- Requirements
Only the number is wanted: how many lines contain the word "數字好好玩"?
--- Start Task data ---
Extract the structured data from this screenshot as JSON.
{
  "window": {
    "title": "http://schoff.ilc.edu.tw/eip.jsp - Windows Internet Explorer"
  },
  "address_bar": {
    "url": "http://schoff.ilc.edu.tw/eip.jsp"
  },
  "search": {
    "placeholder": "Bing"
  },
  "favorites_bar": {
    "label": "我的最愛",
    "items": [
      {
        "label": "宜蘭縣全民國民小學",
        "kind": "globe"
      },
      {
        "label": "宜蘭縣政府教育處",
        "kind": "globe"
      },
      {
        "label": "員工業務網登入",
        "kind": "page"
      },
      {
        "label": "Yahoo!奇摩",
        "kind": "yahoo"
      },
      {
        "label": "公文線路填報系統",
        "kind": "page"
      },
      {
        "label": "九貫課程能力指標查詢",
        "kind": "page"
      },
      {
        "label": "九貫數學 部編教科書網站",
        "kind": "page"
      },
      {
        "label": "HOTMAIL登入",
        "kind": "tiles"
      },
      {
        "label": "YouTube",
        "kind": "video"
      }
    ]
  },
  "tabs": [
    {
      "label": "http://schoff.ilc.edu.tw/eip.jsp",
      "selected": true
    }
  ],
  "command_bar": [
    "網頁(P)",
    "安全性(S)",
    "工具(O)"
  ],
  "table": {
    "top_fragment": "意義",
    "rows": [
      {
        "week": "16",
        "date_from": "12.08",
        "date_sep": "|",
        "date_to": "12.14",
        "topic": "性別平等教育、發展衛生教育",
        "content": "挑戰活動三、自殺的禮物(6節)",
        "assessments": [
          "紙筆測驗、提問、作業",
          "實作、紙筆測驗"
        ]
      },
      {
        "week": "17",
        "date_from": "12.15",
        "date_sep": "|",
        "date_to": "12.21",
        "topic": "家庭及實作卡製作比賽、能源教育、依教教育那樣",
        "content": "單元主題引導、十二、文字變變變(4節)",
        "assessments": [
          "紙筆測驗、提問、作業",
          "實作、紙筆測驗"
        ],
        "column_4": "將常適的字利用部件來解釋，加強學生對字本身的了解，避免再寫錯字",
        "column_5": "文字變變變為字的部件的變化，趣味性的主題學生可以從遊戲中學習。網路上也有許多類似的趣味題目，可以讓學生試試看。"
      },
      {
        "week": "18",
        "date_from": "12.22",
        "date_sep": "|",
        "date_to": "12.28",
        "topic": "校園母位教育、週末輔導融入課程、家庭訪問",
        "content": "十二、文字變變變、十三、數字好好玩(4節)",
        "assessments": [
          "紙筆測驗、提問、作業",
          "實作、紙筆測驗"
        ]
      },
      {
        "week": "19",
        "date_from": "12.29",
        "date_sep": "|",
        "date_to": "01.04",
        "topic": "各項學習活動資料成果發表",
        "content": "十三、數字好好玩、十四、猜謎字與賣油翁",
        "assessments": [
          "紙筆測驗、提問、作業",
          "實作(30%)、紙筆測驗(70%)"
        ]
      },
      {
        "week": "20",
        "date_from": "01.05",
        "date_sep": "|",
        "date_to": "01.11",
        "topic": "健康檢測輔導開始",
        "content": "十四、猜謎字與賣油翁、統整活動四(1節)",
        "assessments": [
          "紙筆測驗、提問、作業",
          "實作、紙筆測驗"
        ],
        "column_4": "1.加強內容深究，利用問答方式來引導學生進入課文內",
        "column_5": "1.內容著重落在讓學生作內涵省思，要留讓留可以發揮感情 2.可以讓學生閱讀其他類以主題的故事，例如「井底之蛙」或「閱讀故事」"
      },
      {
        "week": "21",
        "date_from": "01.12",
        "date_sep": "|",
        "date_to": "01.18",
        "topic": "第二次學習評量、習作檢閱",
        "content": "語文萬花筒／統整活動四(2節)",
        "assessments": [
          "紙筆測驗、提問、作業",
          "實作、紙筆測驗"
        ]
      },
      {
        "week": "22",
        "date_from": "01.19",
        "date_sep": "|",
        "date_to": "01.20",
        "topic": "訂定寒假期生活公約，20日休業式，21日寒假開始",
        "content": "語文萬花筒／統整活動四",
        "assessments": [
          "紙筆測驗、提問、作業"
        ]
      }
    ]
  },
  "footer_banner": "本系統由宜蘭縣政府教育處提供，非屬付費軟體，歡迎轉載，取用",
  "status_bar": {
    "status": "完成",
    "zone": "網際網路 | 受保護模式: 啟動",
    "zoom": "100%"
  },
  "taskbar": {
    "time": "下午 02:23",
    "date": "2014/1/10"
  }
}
--- End Task data ---
--- Start Task data ---
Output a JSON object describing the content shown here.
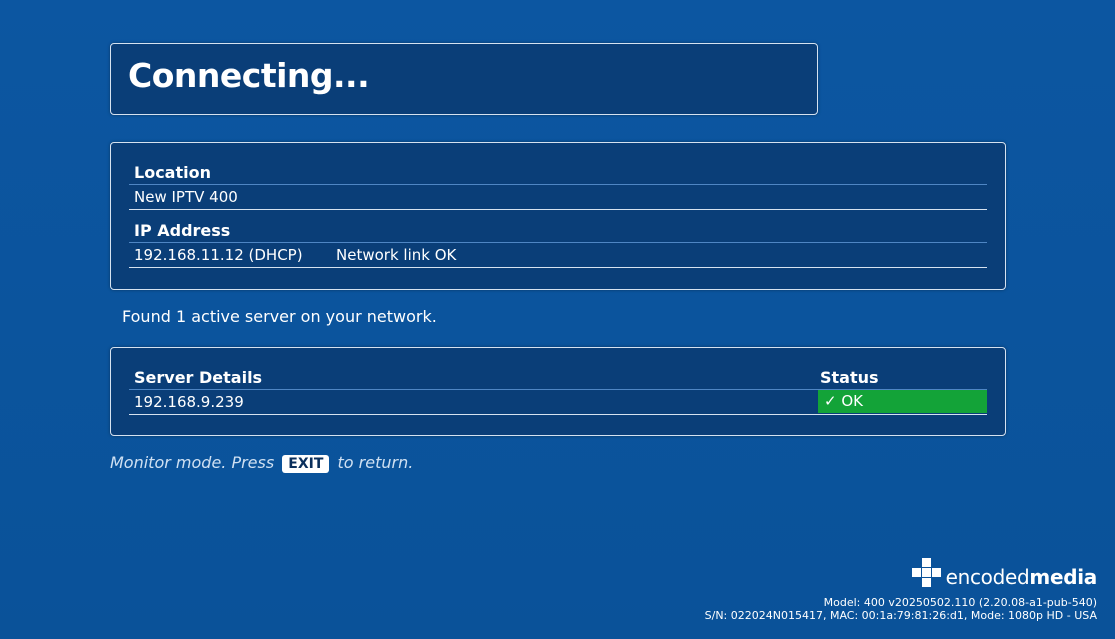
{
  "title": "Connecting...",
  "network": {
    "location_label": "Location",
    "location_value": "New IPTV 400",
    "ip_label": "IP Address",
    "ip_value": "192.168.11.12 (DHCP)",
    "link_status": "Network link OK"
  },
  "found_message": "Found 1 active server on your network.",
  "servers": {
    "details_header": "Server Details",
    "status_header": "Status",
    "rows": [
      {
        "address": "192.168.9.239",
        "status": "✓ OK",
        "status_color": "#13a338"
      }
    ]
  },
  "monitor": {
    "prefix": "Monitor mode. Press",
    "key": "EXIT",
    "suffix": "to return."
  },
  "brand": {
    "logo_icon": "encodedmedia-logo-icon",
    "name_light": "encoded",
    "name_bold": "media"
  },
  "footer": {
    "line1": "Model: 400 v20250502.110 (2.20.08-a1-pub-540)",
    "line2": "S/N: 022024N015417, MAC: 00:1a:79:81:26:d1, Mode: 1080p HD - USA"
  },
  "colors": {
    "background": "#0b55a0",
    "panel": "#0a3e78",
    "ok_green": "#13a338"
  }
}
--- End Task data ---
- Exercise answer
2